Saved data entries =
++++

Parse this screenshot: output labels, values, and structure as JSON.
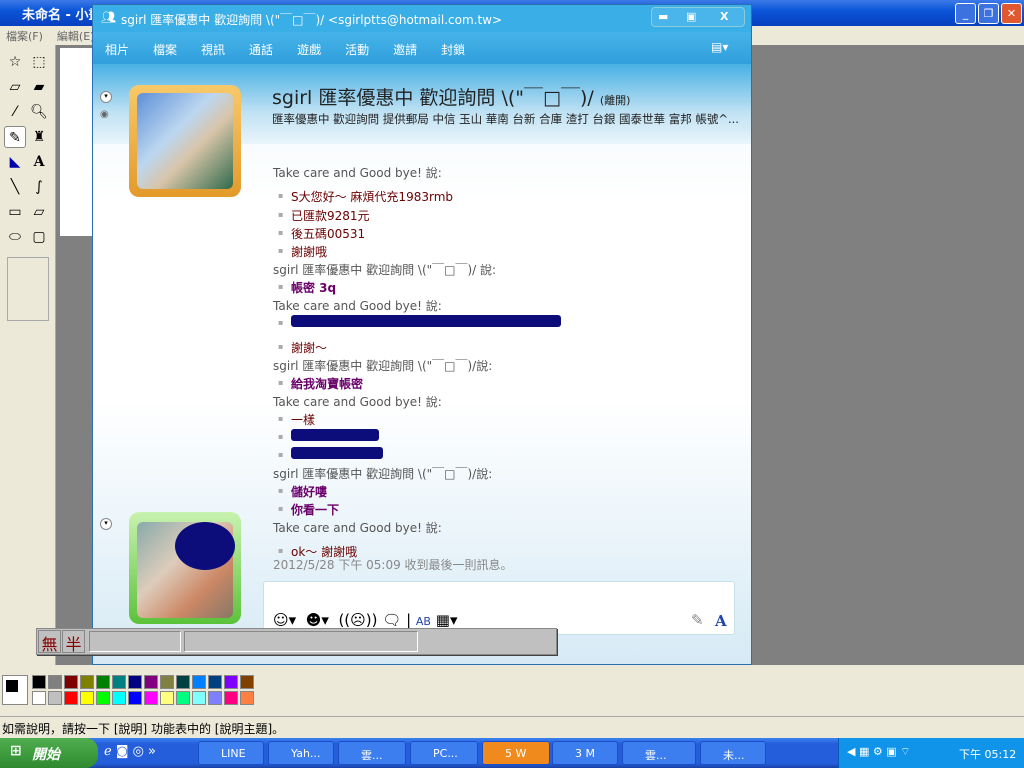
{
  "paint": {
    "title": "未命名 - 小畫家",
    "menu": [
      "檔案(F)",
      "編輯(E)"
    ],
    "status": "如需說明，請按一下 [說明] 功能表中的 [說明主題]。",
    "palette_top": [
      "#000000",
      "#808080",
      "#800000",
      "#808000",
      "#008000",
      "#008080",
      "#000080",
      "#800080",
      "#808040",
      "#004040",
      "#0080ff",
      "#004080",
      "#8000ff",
      "#804000"
    ],
    "palette_bottom": [
      "#ffffff",
      "#c0c0c0",
      "#ff0000",
      "#ffff00",
      "#00ff00",
      "#00ffff",
      "#0000ff",
      "#ff00ff",
      "#ffff80",
      "#00ff80",
      "#80ffff",
      "#8080ff",
      "#ff0080",
      "#ff8040"
    ]
  },
  "msn": {
    "title": "sgirl 匯率優惠中 歡迎詢問 \\(\"￣□￣)/ <sgirlptts@hotmail.com.tw>",
    "menu": [
      "相片",
      "檔案",
      "視訊",
      "通話",
      "遊戲",
      "活動",
      "邀請",
      "封鎖"
    ],
    "contact_name": "sgirl 匯率優惠中 歡迎詢問 \\(\"￣□￣)/",
    "contact_status": "(離開)",
    "contact_message": "匯率優惠中 歡迎詢問 提供郵局 中信 玉山 華南 台新 合庫 渣打 台銀 國泰世華 富邦 帳號^...",
    "messages": [
      {
        "type": "hdr",
        "text": "Take care and Good bye! 說:"
      },
      {
        "type": "item",
        "text": "S大您好〜 麻煩代充1983rmb"
      },
      {
        "type": "item",
        "text": "已匯款9281元"
      },
      {
        "type": "item",
        "text": "後五碼00531"
      },
      {
        "type": "item",
        "text": "謝謝哦"
      },
      {
        "type": "hdr",
        "text": "sgirl 匯率優惠中 歡迎詢問 \\(\"￣□￣)/ 說:"
      },
      {
        "type": "bold",
        "text": "帳密 3q"
      },
      {
        "type": "hdr",
        "text": "Take care and Good bye! 說:"
      },
      {
        "type": "red",
        "w": 270
      },
      {
        "type": "item",
        "text": "謝謝〜"
      },
      {
        "type": "hdr",
        "text": "sgirl 匯率優惠中 歡迎詢問 \\(\"￣□￣)/說:"
      },
      {
        "type": "bold",
        "text": "給我淘寶帳密"
      },
      {
        "type": "hdr",
        "text": "Take care and Good bye! 說:"
      },
      {
        "type": "item",
        "text": "一樣"
      },
      {
        "type": "red",
        "w": 88
      },
      {
        "type": "red",
        "w": 92
      },
      {
        "type": "hdr",
        "text": "sgirl 匯率優惠中 歡迎詢問 \\(\"￣□￣)/說:"
      },
      {
        "type": "bold",
        "text": "儲好嘍"
      },
      {
        "type": "bold",
        "text": "你看一下"
      },
      {
        "type": "hdr",
        "text": "Take care and Good bye! 說:"
      },
      {
        "type": "item",
        "text": "ok〜 謝謝哦"
      }
    ],
    "last_received": "2012/5/28 下午 05:09 收到最後一則訊息。",
    "ime": {
      "mode1": "無",
      "mode2": "半"
    }
  },
  "taskbar": {
    "start": "開始",
    "items": [
      "LINE",
      "Yah...",
      "雲...",
      "PC...",
      "5 W",
      "3 M",
      "雲...",
      "未..."
    ],
    "clock": "下午 05:12"
  }
}
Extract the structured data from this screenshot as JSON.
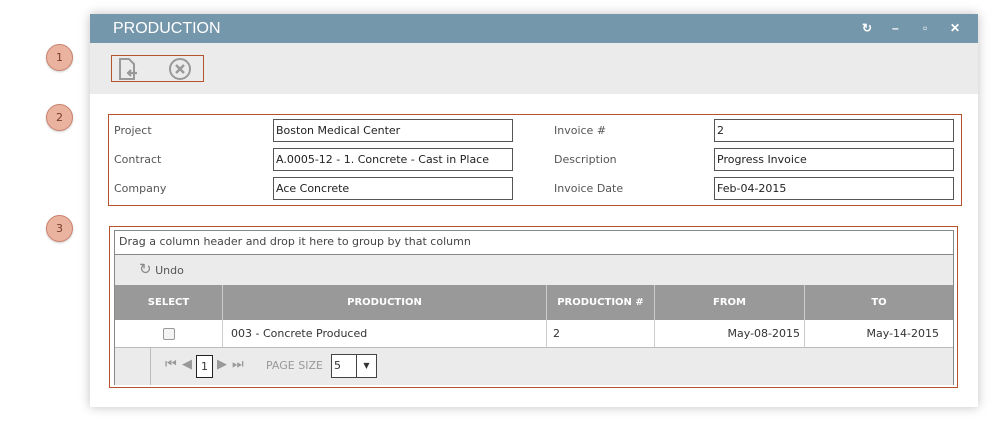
{
  "badges": [
    "1",
    "2",
    "3"
  ],
  "window": {
    "title": "PRODUCTION"
  },
  "form": {
    "project_label": "Project",
    "project": "Boston Medical Center",
    "contract_label": "Contract",
    "contract": "A.0005-12 - 1. Concrete - Cast in Place",
    "company_label": "Company",
    "company": "Ace Concrete",
    "invoice_label": "Invoice #",
    "invoice": "2",
    "description_label": "Description",
    "description": "Progress Invoice",
    "date_label": "Invoice Date",
    "date": "Feb-04-2015"
  },
  "grid": {
    "group_hint": "Drag a column header and drop it here to group by that column",
    "undo": "Undo",
    "columns": [
      "SELECT",
      "PRODUCTION",
      "PRODUCTION #",
      "FROM",
      "TO"
    ],
    "rows": [
      {
        "production": "003 - Concrete Produced",
        "number": "2",
        "from": "May-08-2015",
        "to": "May-14-2015",
        "selected": false
      }
    ],
    "page": "1",
    "page_size_label": "PAGE SIZE",
    "page_size": "5"
  }
}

++++

Your objective =
Without including any pictures, please restate all the records exactly.

Complete response =
Parse this screenshot: output labels, values, and structure as JSON.
{
  "paint": {
    "title": "未命名 - 小畫家",
    "menu": [
      "檔案(F)",
      "編輯(E)"
    ],
    "status": "如需說明，請按一下 [說明] 功能表中的 [說明主題]。",
    "palette_top": [
      "#000000",
      "#808080",
      "#800000",
      "#808000",
      "#008000",
      "#008080",
      "#000080",
      "#800080",
      "#808040",
      "#004040",
      "#0080ff",
      "#004080",
      "#8000ff",
      "#804000"
    ],
    "palette_bottom": [
      "#ffffff",
      "#c0c0c0",
      "#ff0000",
      "#ffff00",
      "#00ff00",
      "#00ffff",
      "#0000ff",
      "#ff00ff",
      "#ffff80",
      "#00ff80",
      "#80ffff",
      "#8080ff",
      "#ff0080",
      "#ff8040"
    ]
  },
  "msn": {
    "title": "sgirl 匯率優惠中 歡迎詢問 \\(\"￣□￣)/ <sgirlptts@hotmail.com.tw>",
    "menu": [
      "相片",
      "檔案",
      "視訊",
      "通話",
      "遊戲",
      "活動",
      "邀請",
      "封鎖"
    ],
    "contact_name": "sgirl 匯率優惠中 歡迎詢問 \\(\"￣□￣)/",
    "contact_status": "(離開)",
    "contact_message": "匯率優惠中 歡迎詢問 提供郵局 中信 玉山 華南 台新 合庫 渣打 台銀 國泰世華 富邦 帳號^...",
    "messages": [
      {
        "type": "hdr",
        "text": "Take care and Good bye! 說:"
      },
      {
        "type": "item",
        "text": "S大您好〜 麻煩代充1983rmb"
      },
      {
        "type": "item",
        "text": "已匯款9281元"
      },
      {
        "type": "item",
        "text": "後五碼00531"
      },
      {
        "type": "item",
        "text": "謝謝哦"
      },
      {
        "type": "hdr",
        "text": "sgirl 匯率優惠中 歡迎詢問 \\(\"￣□￣)/ 說:"
      },
      {
        "type": "bold",
        "text": "帳密 3q"
      },
      {
        "type": "hdr",
        "text": "Take care and Good bye! 說:"
      },
      {
        "type": "red",
        "w": 270
      },
      {
        "type": "item",
        "text": "謝謝〜"
      },
      {
        "type": "hdr",
        "text": "sgirl 匯率優惠中 歡迎詢問 \\(\"￣□￣)/說:"
      },
      {
        "type": "bold",
        "text": "給我淘寶帳密"
      },
      {
        "type": "hdr",
        "text": "Take care and Good bye! 說:"
      },
      {
        "type": "item",
        "text": "一樣"
      },
      {
        "type": "red",
        "w": 88
      },
      {
        "type": "red",
        "w": 92
      },
      {
        "type": "hdr",
        "text": "sgirl 匯率優惠中 歡迎詢問 \\(\"￣□￣)/說:"
      },
      {
        "type": "bold",
        "text": "儲好嘍"
      },
      {
        "type": "bold",
        "text": "你看一下"
      },
      {
        "type": "hdr",
        "text": "Take care and Good bye! 說:"
      },
      {
        "type": "item",
        "text": "ok〜 謝謝哦"
      }
    ],
    "last_received": "2012/5/28 下午 05:09 收到最後一則訊息。",
    "ime": {
      "mode1": "無",
      "mode2": "半"
    }
  },
  "taskbar": {
    "start": "開始",
    "items": [
      "LINE",
      "Yah...",
      "雲...",
      "PC...",
      "5 W",
      "3 M",
      "雲...",
      "未..."
    ],
    "clock": "下午 05:12"
  }
}
Extract the structured data from this screenshot as JSON.
{
  "badges": [
    "1",
    "2",
    "3"
  ],
  "window": {
    "title": "PRODUCTION"
  },
  "form": {
    "project_label": "Project",
    "project": "Boston Medical Center",
    "contract_label": "Contract",
    "contract": "A.0005-12 - 1. Concrete - Cast in Place",
    "company_label": "Company",
    "company": "Ace Concrete",
    "invoice_label": "Invoice #",
    "invoice": "2",
    "description_label": "Description",
    "description": "Progress Invoice",
    "date_label": "Invoice Date",
    "date": "Feb-04-2015"
  },
  "grid": {
    "group_hint": "Drag a column header and drop it here to group by that column",
    "undo": "Undo",
    "columns": [
      "SELECT",
      "PRODUCTION",
      "PRODUCTION #",
      "FROM",
      "TO"
    ],
    "rows": [
      {
        "production": "003 - Concrete Produced",
        "number": "2",
        "from": "May-08-2015",
        "to": "May-14-2015",
        "selected": false
      }
    ],
    "page": "1",
    "page_size_label": "PAGE SIZE",
    "page_size": "5"
  }
}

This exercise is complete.